=== Record extracts ===
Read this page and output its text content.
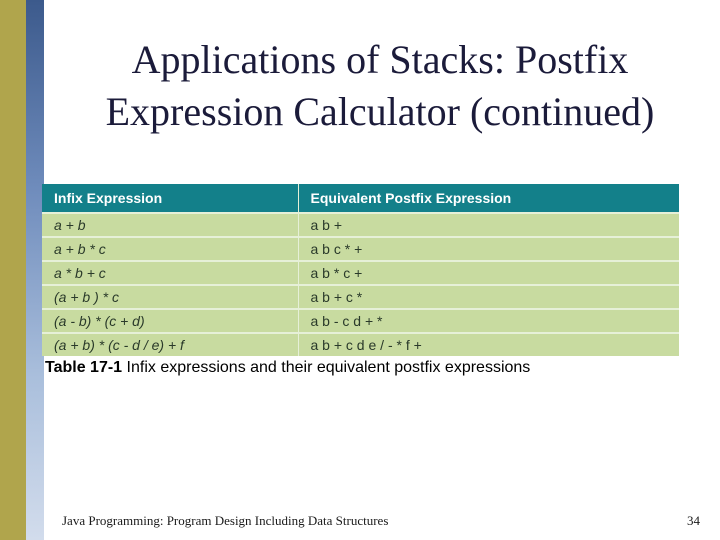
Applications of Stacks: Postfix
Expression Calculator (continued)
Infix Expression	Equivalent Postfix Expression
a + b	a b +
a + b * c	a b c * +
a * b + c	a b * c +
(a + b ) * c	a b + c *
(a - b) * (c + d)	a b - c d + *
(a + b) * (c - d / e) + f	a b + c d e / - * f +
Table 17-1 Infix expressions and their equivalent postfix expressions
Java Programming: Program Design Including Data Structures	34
===
=== Record extracts ===
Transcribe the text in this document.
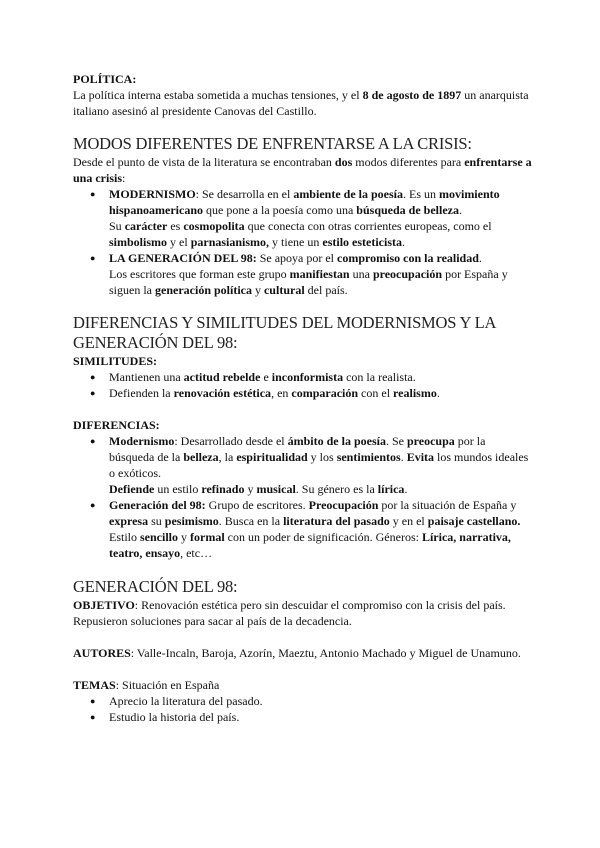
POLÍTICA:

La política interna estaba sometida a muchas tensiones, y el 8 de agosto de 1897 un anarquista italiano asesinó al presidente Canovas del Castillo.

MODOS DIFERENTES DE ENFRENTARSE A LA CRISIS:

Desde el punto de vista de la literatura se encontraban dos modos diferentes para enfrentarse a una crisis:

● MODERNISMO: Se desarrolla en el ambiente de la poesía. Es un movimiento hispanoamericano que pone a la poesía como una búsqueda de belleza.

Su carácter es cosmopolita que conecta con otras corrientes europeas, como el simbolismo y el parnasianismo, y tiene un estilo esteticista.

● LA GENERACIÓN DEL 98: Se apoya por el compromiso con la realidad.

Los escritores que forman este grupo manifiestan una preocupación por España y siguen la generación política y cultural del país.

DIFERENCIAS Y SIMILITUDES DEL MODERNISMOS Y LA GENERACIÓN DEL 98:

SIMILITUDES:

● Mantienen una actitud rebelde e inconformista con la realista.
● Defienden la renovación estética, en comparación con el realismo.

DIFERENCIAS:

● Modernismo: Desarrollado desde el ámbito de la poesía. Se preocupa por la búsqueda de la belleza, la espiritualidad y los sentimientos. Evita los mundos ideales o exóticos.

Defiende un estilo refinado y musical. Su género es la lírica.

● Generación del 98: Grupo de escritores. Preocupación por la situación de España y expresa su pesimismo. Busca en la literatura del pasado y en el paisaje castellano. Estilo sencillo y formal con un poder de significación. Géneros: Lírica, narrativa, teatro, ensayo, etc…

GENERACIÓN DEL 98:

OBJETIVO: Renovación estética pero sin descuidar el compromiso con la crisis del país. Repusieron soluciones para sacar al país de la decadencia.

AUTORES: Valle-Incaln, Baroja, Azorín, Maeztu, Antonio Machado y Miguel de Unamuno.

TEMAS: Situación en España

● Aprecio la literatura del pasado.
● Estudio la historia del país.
===
=== Record extracts ===
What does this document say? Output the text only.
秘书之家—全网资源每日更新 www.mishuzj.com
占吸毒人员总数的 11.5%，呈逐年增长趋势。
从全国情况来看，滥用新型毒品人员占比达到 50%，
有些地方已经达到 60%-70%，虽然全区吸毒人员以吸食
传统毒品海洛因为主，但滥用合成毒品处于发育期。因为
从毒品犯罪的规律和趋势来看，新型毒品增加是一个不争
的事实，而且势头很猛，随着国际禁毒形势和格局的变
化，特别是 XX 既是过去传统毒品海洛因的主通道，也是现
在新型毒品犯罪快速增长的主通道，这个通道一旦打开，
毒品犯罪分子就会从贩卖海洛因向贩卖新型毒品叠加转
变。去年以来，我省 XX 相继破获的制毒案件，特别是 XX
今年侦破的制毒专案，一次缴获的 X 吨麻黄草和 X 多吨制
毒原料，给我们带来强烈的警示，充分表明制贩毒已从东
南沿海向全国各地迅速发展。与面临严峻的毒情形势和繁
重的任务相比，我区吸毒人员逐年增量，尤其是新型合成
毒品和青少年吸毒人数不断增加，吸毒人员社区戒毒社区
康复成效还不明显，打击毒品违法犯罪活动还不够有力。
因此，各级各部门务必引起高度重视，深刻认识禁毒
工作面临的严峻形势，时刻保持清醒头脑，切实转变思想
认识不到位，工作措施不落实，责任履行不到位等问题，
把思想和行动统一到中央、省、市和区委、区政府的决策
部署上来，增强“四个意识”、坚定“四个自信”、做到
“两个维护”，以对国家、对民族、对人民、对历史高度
===
Problem to solve: Report the number of lines in the listing above that include the word "Infix", and nothing else.

Completed task: 2